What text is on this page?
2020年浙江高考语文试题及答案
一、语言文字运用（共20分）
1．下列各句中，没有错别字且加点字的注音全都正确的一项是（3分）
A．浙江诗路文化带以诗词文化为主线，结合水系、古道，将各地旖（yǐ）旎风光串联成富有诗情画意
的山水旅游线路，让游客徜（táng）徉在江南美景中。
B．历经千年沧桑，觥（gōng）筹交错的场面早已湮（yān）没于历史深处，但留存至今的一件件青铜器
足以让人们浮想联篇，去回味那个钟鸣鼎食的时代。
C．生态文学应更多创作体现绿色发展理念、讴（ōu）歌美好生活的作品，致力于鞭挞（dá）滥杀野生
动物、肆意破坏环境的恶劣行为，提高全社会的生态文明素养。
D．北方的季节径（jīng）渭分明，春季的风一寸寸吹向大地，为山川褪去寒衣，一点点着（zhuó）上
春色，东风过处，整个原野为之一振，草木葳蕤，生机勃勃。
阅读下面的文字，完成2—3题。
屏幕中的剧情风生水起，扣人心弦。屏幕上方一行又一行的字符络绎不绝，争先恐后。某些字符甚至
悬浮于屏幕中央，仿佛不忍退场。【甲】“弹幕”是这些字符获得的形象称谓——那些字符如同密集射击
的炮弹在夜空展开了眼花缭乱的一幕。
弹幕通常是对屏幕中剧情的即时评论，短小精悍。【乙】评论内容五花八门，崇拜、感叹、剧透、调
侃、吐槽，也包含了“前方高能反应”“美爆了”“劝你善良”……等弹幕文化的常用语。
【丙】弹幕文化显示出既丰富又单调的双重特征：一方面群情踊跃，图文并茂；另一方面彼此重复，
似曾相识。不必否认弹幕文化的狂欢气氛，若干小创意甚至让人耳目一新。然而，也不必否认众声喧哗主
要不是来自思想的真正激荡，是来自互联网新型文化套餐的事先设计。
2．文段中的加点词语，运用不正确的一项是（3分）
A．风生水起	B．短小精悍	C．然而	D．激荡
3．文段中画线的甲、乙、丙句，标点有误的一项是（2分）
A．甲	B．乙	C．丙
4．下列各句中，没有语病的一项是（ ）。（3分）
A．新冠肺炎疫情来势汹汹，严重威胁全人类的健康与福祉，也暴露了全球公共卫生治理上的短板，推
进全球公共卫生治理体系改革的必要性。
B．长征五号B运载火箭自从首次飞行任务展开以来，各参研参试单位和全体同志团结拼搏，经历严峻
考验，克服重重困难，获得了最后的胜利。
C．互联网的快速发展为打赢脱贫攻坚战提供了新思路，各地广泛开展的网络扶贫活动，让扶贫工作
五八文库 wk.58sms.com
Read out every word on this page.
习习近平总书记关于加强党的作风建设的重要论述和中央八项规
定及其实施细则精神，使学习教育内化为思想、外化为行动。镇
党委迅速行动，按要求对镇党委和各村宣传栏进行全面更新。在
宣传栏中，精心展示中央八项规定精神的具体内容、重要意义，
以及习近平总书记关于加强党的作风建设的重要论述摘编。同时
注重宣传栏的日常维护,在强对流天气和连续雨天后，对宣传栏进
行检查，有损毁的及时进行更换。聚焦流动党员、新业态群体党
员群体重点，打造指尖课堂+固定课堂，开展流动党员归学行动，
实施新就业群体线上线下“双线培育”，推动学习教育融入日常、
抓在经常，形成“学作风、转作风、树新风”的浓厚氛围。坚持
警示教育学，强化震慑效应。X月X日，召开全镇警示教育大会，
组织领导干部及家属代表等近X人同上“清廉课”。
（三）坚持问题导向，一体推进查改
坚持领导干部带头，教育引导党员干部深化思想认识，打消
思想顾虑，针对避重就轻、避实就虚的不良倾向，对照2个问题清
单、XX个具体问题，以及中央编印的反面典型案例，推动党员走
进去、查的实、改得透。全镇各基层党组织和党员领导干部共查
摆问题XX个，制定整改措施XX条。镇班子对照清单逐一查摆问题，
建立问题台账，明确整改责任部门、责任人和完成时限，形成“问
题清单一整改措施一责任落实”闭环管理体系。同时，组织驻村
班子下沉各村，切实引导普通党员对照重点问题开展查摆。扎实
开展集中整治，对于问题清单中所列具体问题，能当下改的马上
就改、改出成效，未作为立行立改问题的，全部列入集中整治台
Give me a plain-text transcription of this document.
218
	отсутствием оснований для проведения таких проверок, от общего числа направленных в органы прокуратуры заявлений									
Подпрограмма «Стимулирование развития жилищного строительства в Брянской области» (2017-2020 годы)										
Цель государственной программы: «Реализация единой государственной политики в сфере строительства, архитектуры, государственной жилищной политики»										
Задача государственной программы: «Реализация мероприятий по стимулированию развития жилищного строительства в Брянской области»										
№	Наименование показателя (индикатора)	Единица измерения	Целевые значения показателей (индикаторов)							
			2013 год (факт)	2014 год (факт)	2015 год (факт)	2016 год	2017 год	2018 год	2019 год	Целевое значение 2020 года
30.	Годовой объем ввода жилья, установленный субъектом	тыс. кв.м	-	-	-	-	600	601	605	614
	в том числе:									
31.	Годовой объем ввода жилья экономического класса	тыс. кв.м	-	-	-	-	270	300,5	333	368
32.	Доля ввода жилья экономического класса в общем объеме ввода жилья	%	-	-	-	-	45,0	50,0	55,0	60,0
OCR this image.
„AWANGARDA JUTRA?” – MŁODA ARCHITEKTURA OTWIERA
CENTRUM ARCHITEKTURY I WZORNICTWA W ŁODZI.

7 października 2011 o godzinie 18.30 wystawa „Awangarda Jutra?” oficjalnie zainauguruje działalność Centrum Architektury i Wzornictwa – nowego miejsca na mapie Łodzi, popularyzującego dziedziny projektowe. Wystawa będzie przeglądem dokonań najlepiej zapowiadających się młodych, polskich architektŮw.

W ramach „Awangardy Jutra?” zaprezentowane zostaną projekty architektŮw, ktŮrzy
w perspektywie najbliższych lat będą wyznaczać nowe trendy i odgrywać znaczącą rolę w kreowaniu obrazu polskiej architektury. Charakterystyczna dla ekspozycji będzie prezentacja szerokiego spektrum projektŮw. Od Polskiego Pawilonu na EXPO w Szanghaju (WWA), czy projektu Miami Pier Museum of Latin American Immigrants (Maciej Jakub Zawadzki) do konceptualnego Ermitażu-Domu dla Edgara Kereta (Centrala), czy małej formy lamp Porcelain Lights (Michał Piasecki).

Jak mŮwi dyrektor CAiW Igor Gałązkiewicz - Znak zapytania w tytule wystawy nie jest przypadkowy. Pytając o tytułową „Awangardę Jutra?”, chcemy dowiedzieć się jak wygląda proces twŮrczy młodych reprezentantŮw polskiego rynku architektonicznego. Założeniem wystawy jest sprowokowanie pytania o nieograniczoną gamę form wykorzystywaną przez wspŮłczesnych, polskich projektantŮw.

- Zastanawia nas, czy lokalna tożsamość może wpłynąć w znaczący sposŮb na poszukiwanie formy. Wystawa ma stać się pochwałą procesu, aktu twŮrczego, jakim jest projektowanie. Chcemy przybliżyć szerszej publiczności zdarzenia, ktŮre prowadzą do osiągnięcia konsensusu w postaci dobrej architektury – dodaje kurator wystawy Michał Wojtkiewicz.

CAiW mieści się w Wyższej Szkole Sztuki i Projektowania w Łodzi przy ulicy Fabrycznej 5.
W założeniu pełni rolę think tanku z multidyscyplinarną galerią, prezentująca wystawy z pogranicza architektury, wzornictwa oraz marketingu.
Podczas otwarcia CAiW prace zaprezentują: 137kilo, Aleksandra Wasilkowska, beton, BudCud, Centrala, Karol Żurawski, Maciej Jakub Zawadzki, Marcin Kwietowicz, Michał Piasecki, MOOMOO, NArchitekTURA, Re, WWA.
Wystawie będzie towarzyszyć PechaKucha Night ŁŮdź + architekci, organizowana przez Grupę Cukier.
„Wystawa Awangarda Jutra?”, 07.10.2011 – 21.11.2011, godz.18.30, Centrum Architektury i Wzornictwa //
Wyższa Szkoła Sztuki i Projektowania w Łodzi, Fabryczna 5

******************************

### Stated task
Scan the records above for the string "экономического", then select every line that holds it.

### Right answer
31.	Годовой объем ввода жилья экономического класса	тыс. кв.м	-	-	-	-	270	300,5	333	368
32.	Доля ввода жилья экономического класса в общем объеме ввода жилья	%	-	-	-	-	45,0	50,0	55,0	60,0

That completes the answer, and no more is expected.